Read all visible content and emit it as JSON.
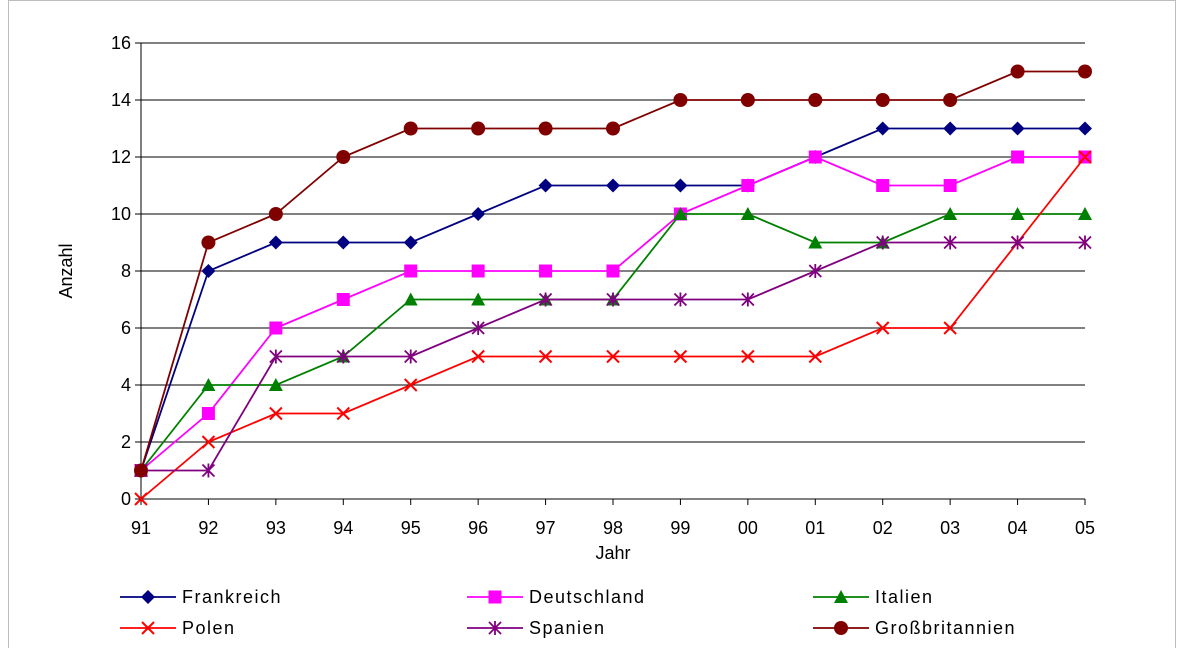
{
  "chart_data": {
    "type": "line",
    "title": "",
    "xlabel": "Jahr",
    "ylabel": "Anzahl",
    "ylim": [
      0,
      16
    ],
    "yticks": [
      0,
      2,
      4,
      6,
      8,
      10,
      12,
      14,
      16
    ],
    "categories": [
      "91",
      "92",
      "93",
      "94",
      "95",
      "96",
      "97",
      "98",
      "99",
      "00",
      "01",
      "02",
      "03",
      "04",
      "05"
    ],
    "grid": "horizontal",
    "legend_position": "bottom",
    "series": [
      {
        "name": "Frankreich",
        "color": "#000080",
        "marker": "diamond",
        "values": [
          1,
          8,
          9,
          9,
          9,
          10,
          11,
          11,
          11,
          11,
          12,
          13,
          13,
          13,
          13
        ]
      },
      {
        "name": "Deutschland",
        "color": "#ff00ff",
        "marker": "square",
        "values": [
          1,
          3,
          6,
          7,
          8,
          8,
          8,
          8,
          10,
          11,
          12,
          11,
          11,
          12,
          12
        ]
      },
      {
        "name": "Italien",
        "color": "#008000",
        "marker": "triangle",
        "values": [
          1,
          4,
          4,
          5,
          7,
          7,
          7,
          7,
          10,
          10,
          9,
          9,
          10,
          10,
          10
        ]
      },
      {
        "name": "Polen",
        "color": "#ff0000",
        "marker": "x",
        "values": [
          0,
          2,
          3,
          3,
          4,
          5,
          5,
          5,
          5,
          5,
          5,
          6,
          6,
          9,
          12
        ]
      },
      {
        "name": "Spanien",
        "color": "#800080",
        "marker": "star",
        "values": [
          1,
          1,
          5,
          5,
          5,
          6,
          7,
          7,
          7,
          7,
          8,
          9,
          9,
          9,
          9
        ]
      },
      {
        "name": "Großbritannien",
        "color": "#800000",
        "marker": "circle",
        "values": [
          1,
          9,
          10,
          12,
          13,
          13,
          13,
          13,
          14,
          14,
          14,
          14,
          14,
          15,
          15
        ]
      }
    ]
  }
}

══════════════════════════════

# YOUR OBJECTIVE
The records above should be reproduced exactly, with no pictures included.

# WRITTEN SOLUTION
Read all visible content and emit it as JSON.
{
  "chart_data": {
    "type": "line",
    "title": "",
    "xlabel": "Jahr",
    "ylabel": "Anzahl",
    "ylim": [
      0,
      16
    ],
    "yticks": [
      0,
      2,
      4,
      6,
      8,
      10,
      12,
      14,
      16
    ],
    "categories": [
      "91",
      "92",
      "93",
      "94",
      "95",
      "96",
      "97",
      "98",
      "99",
      "00",
      "01",
      "02",
      "03",
      "04",
      "05"
    ],
    "grid": "horizontal",
    "legend_position": "bottom",
    "series": [
      {
        "name": "Frankreich",
        "color": "#000080",
        "marker": "diamond",
        "values": [
          1,
          8,
          9,
          9,
          9,
          10,
          11,
          11,
          11,
          11,
          12,
          13,
          13,
          13,
          13
        ]
      },
      {
        "name": "Deutschland",
        "color": "#ff00ff",
        "marker": "square",
        "values": [
          1,
          3,
          6,
          7,
          8,
          8,
          8,
          8,
          10,
          11,
          12,
          11,
          11,
          12,
          12
        ]
      },
      {
        "name": "Italien",
        "color": "#008000",
        "marker": "triangle",
        "values": [
          1,
          4,
          4,
          5,
          7,
          7,
          7,
          7,
          10,
          10,
          9,
          9,
          10,
          10,
          10
        ]
      },
      {
        "name": "Polen",
        "color": "#ff0000",
        "marker": "x",
        "values": [
          0,
          2,
          3,
          3,
          4,
          5,
          5,
          5,
          5,
          5,
          5,
          6,
          6,
          9,
          12
        ]
      },
      {
        "name": "Spanien",
        "color": "#800080",
        "marker": "star",
        "values": [
          1,
          1,
          5,
          5,
          5,
          6,
          7,
          7,
          7,
          7,
          8,
          9,
          9,
          9,
          9
        ]
      },
      {
        "name": "Großbritannien",
        "color": "#800000",
        "marker": "circle",
        "values": [
          1,
          9,
          10,
          12,
          13,
          13,
          13,
          13,
          14,
          14,
          14,
          14,
          14,
          15,
          15
        ]
      }
    ]
  }
}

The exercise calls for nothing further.